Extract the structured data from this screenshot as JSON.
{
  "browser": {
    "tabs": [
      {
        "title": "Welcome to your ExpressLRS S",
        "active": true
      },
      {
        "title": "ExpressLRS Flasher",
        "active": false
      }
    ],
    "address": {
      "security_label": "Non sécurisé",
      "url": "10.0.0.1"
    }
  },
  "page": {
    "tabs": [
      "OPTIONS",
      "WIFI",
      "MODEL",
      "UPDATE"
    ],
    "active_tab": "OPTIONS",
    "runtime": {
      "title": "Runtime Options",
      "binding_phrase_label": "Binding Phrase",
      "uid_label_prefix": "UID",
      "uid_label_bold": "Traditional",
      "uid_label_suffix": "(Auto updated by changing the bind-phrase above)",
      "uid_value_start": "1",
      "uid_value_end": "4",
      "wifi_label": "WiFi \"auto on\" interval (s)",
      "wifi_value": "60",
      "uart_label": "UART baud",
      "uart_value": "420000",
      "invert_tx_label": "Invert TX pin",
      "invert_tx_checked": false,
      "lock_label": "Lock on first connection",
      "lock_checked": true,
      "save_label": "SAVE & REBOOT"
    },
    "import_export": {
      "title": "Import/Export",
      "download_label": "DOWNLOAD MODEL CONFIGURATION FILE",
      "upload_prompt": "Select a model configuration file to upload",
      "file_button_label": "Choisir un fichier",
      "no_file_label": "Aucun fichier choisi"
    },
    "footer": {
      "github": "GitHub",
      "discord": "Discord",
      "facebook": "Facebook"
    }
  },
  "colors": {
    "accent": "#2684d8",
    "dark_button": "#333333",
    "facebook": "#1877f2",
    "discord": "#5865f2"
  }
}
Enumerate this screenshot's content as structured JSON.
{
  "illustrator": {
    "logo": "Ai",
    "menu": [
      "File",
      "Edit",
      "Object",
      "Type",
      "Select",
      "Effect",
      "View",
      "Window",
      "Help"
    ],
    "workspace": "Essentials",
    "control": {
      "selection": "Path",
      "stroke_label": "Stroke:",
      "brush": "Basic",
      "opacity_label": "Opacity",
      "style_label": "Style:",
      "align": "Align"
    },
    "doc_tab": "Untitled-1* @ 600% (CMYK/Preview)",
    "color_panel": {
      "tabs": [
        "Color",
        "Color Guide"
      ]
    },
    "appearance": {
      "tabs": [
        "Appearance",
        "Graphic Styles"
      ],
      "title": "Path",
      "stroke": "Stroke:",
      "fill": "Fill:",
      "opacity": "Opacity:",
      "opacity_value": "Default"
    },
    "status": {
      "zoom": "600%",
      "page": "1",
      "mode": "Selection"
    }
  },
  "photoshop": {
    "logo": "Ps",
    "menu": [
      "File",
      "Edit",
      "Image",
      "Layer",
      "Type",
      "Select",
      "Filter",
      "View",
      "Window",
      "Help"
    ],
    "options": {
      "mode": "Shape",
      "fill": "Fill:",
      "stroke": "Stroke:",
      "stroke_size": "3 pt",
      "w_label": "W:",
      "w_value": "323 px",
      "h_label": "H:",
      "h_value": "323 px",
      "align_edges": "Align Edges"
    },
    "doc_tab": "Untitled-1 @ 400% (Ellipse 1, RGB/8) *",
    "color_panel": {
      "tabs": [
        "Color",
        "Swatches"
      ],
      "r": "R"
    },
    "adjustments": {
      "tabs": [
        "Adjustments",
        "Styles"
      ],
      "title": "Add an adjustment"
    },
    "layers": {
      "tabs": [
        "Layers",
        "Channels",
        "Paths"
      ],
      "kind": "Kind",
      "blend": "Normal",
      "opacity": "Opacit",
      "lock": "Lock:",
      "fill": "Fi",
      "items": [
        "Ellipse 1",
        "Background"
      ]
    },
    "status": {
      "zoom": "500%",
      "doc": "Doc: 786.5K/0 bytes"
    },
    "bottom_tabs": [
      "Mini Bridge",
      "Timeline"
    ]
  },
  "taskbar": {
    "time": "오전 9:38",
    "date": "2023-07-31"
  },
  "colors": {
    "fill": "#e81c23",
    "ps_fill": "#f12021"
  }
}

○ ○ ○

Short exercise> Copy out all of the lines above exactly.

Solution for this problem>
Extract the structured data from this screenshot as JSON.
{
  "browser": {
    "tabs": [
      {
        "title": "Welcome to your ExpressLRS S",
        "active": true
      },
      {
        "title": "ExpressLRS Flasher",
        "active": false
      }
    ],
    "address": {
      "security_label": "Non sécurisé",
      "url": "10.0.0.1"
    }
  },
  "page": {
    "tabs": [
      "OPTIONS",
      "WIFI",
      "MODEL",
      "UPDATE"
    ],
    "active_tab": "OPTIONS",
    "runtime": {
      "title": "Runtime Options",
      "binding_phrase_label": "Binding Phrase",
      "uid_label_prefix": "UID",
      "uid_label_bold": "Traditional",
      "uid_label_suffix": "(Auto updated by changing the bind-phrase above)",
      "uid_value_start": "1",
      "uid_value_end": "4",
      "wifi_label": "WiFi \"auto on\" interval (s)",
      "wifi_value": "60",
      "uart_label": "UART baud",
      "uart_value": "420000",
      "invert_tx_label": "Invert TX pin",
      "invert_tx_checked": false,
      "lock_label": "Lock on first connection",
      "lock_checked": true,
      "save_label": "SAVE & REBOOT"
    },
    "import_export": {
      "title": "Import/Export",
      "download_label": "DOWNLOAD MODEL CONFIGURATION FILE",
      "upload_prompt": "Select a model configuration file to upload",
      "file_button_label": "Choisir un fichier",
      "no_file_label": "Aucun fichier choisi"
    },
    "footer": {
      "github": "GitHub",
      "discord": "Discord",
      "facebook": "Facebook"
    }
  },
  "colors": {
    "accent": "#2684d8",
    "dark_button": "#333333",
    "facebook": "#1877f2",
    "discord": "#5865f2"
  }
}
Enumerate this screenshot's content as structured JSON.
{
  "illustrator": {
    "logo": "Ai",
    "menu": [
      "File",
      "Edit",
      "Object",
      "Type",
      "Select",
      "Effect",
      "View",
      "Window",
      "Help"
    ],
    "workspace": "Essentials",
    "control": {
      "selection": "Path",
      "stroke_label": "Stroke:",
      "brush": "Basic",
      "opacity_label": "Opacity",
      "style_label": "Style:",
      "align": "Align"
    },
    "doc_tab": "Untitled-1* @ 600% (CMYK/Preview)",
    "color_panel": {
      "tabs": [
        "Color",
        "Color Guide"
      ]
    },
    "appearance": {
      "tabs": [
        "Appearance",
        "Graphic Styles"
      ],
      "title": "Path",
      "stroke": "Stroke:",
      "fill": "Fill:",
      "opacity": "Opacity:",
      "opacity_value": "Default"
    },
    "status": {
      "zoom": "600%",
      "page": "1",
      "mode": "Selection"
    }
  },
  "photoshop": {
    "logo": "Ps",
    "menu": [
      "File",
      "Edit",
      "Image",
      "Layer",
      "Type",
      "Select",
      "Filter",
      "View",
      "Window",
      "Help"
    ],
    "options": {
      "mode": "Shape",
      "fill": "Fill:",
      "stroke": "Stroke:",
      "stroke_size": "3 pt",
      "w_label": "W:",
      "w_value": "323 px",
      "h_label": "H:",
      "h_value": "323 px",
      "align_edges": "Align Edges"
    },
    "doc_tab": "Untitled-1 @ 400% (Ellipse 1, RGB/8) *",
    "color_panel": {
      "tabs": [
        "Color",
        "Swatches"
      ],
      "r": "R"
    },
    "adjustments": {
      "tabs": [
        "Adjustments",
        "Styles"
      ],
      "title": "Add an adjustment"
    },
    "layers": {
      "tabs": [
        "Layers",
        "Channels",
        "Paths"
      ],
      "kind": "Kind",
      "blend": "Normal",
      "opacity": "Opacit",
      "lock": "Lock:",
      "fill": "Fi",
      "items": [
        "Ellipse 1",
        "Background"
      ]
    },
    "status": {
      "zoom": "500%",
      "doc": "Doc: 786.5K/0 bytes"
    },
    "bottom_tabs": [
      "Mini Bridge",
      "Timeline"
    ]
  },
  "taskbar": {
    "time": "오전 9:38",
    "date": "2023-07-31"
  },
  "colors": {
    "fill": "#e81c23",
    "ps_fill": "#f12021"
  }
}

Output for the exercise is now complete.